> [Given problem]:
Records follow. Copy every line with "disapproval".

= = =

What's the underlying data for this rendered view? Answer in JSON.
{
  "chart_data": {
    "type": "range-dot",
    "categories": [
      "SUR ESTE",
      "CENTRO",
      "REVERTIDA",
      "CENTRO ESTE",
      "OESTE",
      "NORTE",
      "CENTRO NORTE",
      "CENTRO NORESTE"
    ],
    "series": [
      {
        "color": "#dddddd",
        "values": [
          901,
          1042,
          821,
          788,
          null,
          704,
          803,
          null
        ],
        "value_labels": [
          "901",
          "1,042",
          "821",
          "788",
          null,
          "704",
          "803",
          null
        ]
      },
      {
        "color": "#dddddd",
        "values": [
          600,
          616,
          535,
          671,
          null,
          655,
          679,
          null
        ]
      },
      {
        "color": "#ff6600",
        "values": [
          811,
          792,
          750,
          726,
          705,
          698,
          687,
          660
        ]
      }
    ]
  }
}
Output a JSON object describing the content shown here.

= = =

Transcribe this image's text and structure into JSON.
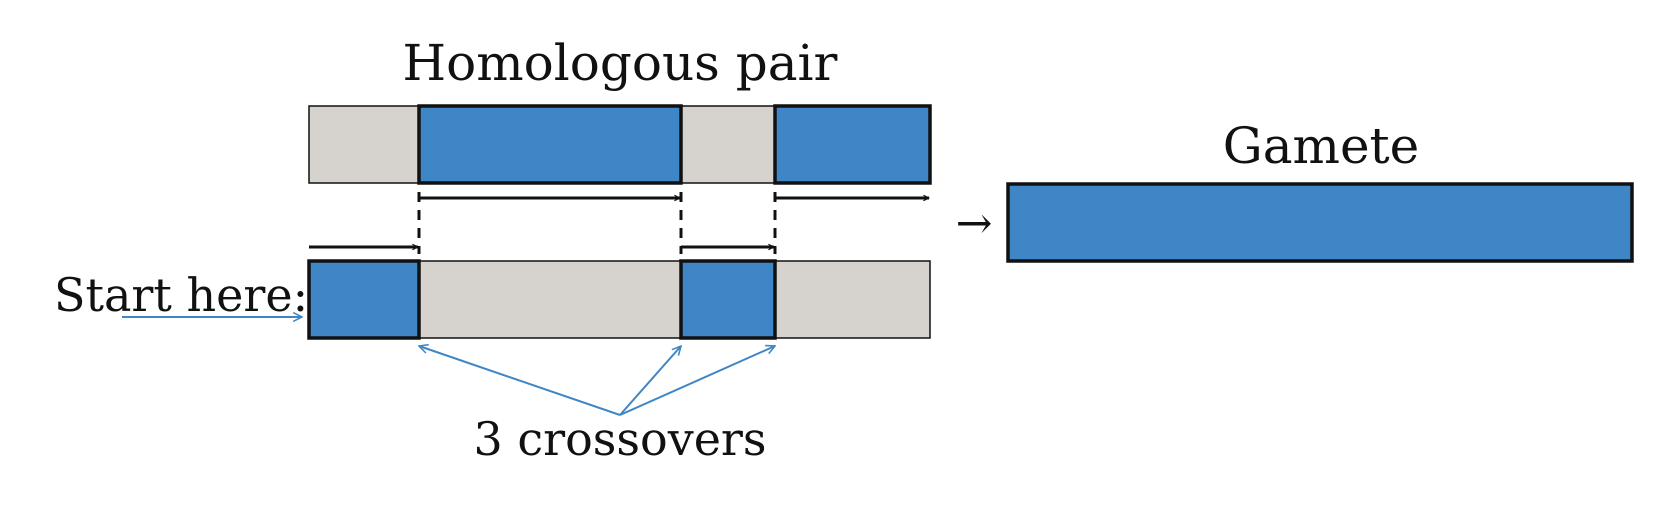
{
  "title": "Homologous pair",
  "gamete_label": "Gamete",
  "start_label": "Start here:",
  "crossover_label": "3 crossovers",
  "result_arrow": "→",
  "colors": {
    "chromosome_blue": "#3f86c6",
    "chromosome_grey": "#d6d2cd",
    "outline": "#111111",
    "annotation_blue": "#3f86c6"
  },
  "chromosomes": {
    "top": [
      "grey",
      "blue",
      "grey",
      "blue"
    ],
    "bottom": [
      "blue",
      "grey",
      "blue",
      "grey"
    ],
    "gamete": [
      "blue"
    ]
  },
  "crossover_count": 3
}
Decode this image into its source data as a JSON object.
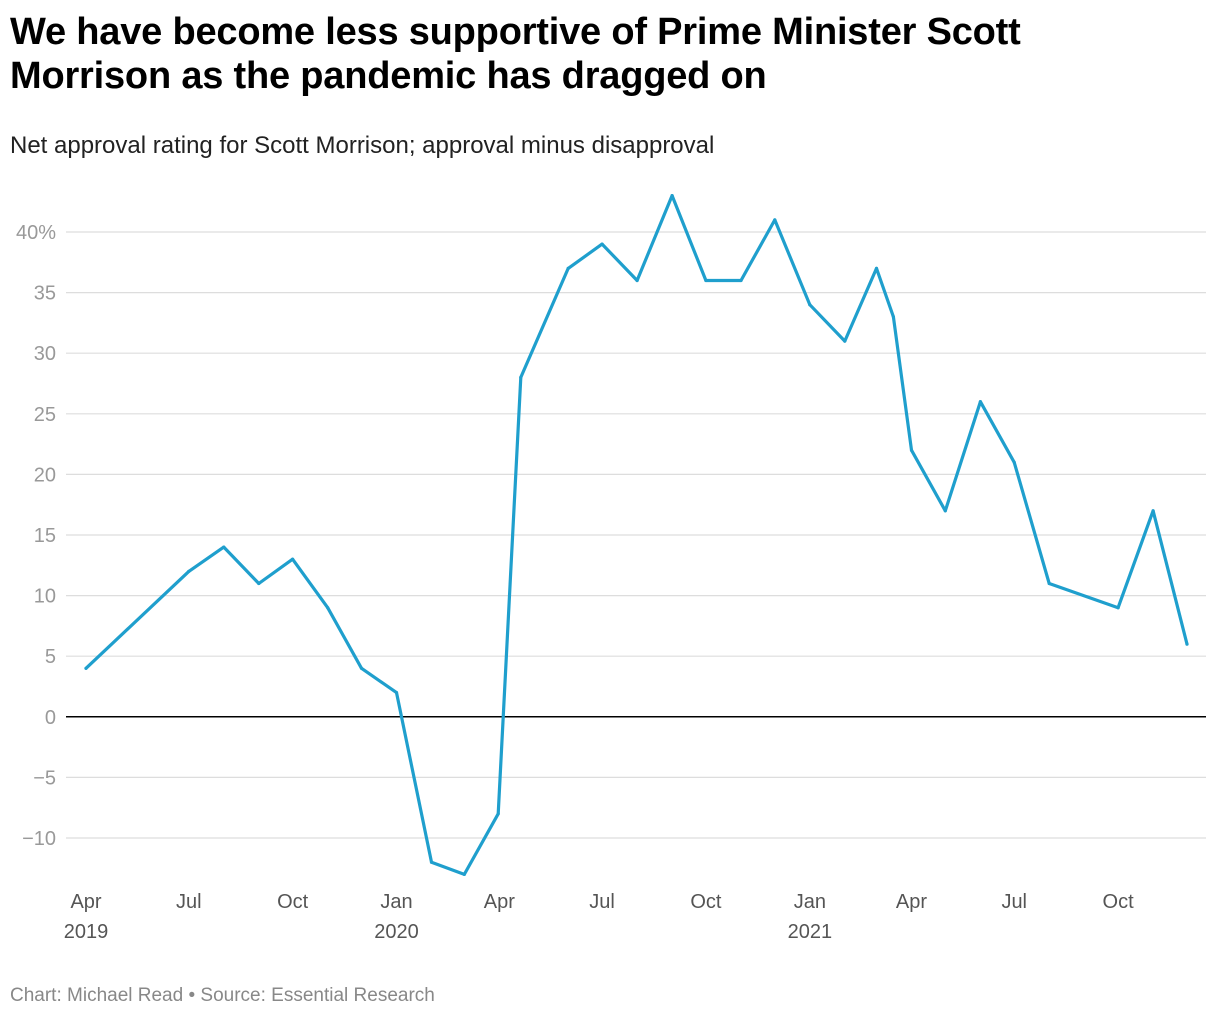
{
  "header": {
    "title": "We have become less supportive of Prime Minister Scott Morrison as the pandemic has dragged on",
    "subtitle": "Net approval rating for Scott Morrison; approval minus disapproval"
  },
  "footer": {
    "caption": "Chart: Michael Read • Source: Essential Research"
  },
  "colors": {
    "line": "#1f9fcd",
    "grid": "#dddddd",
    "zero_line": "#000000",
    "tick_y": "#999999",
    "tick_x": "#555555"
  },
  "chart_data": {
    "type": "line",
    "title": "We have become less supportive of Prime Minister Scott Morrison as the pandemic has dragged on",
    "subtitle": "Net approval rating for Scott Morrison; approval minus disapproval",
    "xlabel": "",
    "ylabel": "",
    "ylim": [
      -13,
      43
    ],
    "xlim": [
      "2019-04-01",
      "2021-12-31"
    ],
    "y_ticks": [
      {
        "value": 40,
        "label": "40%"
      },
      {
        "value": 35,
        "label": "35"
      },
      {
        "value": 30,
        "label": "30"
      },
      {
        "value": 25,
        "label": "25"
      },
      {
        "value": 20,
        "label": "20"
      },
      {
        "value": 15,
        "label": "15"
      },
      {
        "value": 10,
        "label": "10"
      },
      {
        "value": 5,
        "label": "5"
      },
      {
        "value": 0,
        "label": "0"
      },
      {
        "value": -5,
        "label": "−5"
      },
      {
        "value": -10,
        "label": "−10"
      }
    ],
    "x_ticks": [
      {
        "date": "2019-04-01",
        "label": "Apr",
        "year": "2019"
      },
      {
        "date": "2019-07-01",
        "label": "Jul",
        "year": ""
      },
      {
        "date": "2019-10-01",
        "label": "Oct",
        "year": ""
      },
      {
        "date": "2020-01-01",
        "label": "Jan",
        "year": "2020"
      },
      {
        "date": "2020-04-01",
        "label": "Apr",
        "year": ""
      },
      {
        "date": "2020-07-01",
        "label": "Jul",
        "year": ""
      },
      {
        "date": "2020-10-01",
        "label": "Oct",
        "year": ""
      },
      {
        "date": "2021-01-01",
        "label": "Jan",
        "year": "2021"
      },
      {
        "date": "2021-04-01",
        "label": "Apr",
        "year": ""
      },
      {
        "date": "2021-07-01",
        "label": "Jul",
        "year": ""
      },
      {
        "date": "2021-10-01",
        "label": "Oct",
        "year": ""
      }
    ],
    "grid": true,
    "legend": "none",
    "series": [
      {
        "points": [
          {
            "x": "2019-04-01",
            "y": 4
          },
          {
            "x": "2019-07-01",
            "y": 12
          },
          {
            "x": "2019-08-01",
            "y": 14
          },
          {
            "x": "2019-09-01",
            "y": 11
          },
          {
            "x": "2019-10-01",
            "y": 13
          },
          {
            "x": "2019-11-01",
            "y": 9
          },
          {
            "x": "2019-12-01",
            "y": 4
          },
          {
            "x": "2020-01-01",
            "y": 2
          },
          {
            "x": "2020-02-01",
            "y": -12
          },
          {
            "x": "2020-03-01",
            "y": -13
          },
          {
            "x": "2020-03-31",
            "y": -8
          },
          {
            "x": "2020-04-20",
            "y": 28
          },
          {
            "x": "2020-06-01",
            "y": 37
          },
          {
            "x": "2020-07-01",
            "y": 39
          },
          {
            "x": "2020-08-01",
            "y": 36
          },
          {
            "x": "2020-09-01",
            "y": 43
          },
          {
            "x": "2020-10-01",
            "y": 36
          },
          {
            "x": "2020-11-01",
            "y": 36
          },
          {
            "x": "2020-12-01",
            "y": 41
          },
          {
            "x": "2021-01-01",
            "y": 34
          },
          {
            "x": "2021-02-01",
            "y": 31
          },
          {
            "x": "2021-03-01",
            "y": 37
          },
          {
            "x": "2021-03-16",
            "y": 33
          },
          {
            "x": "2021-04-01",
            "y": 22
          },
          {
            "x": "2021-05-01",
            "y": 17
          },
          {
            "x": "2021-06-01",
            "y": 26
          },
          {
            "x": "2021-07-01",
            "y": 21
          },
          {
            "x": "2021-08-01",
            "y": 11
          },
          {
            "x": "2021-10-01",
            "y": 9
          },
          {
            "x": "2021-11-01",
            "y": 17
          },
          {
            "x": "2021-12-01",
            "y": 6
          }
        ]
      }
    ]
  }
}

= = =

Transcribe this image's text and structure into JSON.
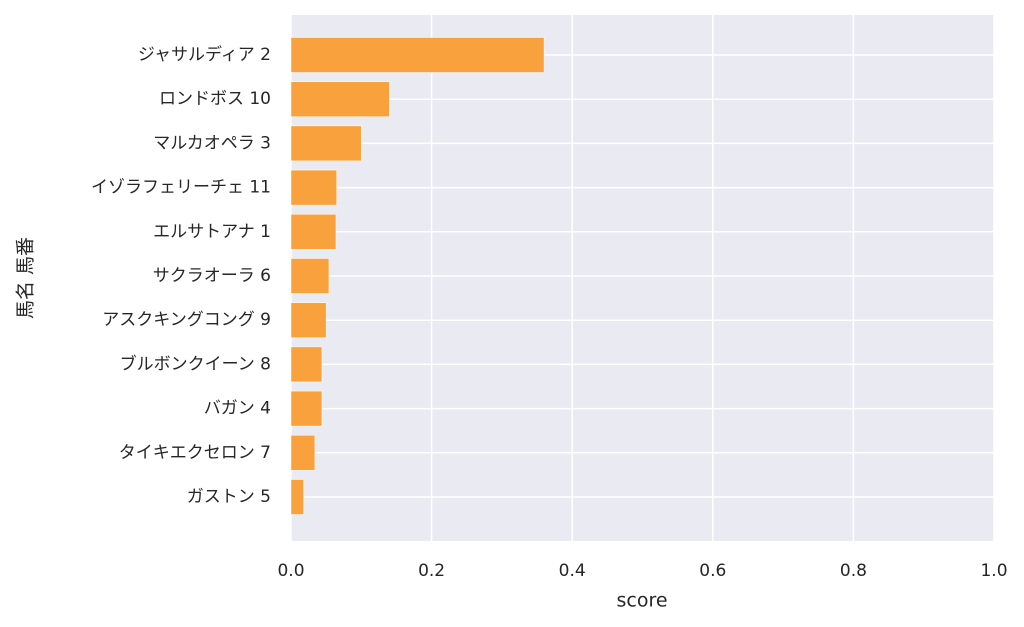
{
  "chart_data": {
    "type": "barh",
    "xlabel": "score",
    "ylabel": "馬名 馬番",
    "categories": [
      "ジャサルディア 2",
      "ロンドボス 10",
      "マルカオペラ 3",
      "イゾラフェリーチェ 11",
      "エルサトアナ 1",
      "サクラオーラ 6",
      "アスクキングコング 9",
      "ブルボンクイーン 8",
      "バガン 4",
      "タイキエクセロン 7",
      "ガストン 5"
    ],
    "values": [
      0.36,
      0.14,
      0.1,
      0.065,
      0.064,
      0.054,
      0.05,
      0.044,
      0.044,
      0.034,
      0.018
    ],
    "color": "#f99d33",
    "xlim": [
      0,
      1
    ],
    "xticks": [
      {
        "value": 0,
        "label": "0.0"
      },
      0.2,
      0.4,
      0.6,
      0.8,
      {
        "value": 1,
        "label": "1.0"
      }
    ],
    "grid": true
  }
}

= = =

> [Result for this exercise]:
    "subtitle": "Net approval rating for Scott Morrison; approval minus disapproval"
    "subtitle": "Net approval rating for Scott Morrison; approval minus disapproval",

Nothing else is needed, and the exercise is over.